[Begin Records provided]
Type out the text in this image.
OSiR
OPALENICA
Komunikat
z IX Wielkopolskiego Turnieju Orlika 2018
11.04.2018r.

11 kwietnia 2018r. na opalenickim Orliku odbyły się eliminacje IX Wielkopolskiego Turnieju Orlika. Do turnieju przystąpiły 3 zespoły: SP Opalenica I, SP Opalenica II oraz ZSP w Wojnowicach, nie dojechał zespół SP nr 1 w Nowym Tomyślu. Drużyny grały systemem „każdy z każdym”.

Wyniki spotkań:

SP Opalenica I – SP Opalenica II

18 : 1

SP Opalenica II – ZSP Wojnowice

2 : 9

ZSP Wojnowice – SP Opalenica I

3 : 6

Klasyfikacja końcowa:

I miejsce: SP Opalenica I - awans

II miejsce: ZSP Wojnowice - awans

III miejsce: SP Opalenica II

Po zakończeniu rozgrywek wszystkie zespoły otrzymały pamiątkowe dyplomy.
[End Records provided]
All of the data above should be transcribed exactly.

Type out the text in this image.
OSiR
OPALENICA
Komunikat
z IX Wielkopolskiego Turnieju Orlika 2018
11.04.2018r.

11 kwietnia 2018r. na opalenickim Orliku odbyły się eliminacje IX Wielkopolskiego Turnieju Orlika. Do turnieju przystąpiły 3 zespoły: SP Opalenica I, SP Opalenica II oraz ZSP w Wojnowicach, nie dojechał zespół SP nr 1 w Nowym Tomyślu. Drużyny grały systemem „każdy z każdym”.

Wyniki spotkań:

SP Opalenica I – SP Opalenica II

18 : 1

SP Opalenica II – ZSP Wojnowice

2 : 9

ZSP Wojnowice – SP Opalenica I

3 : 6

Klasyfikacja końcowa:

I miejsce: SP Opalenica I - awans

II miejsce: ZSP Wojnowice - awans

III miejsce: SP Opalenica II

Po zakończeniu rozgrywek wszystkie zespoły otrzymały pamiątkowe dyplomy.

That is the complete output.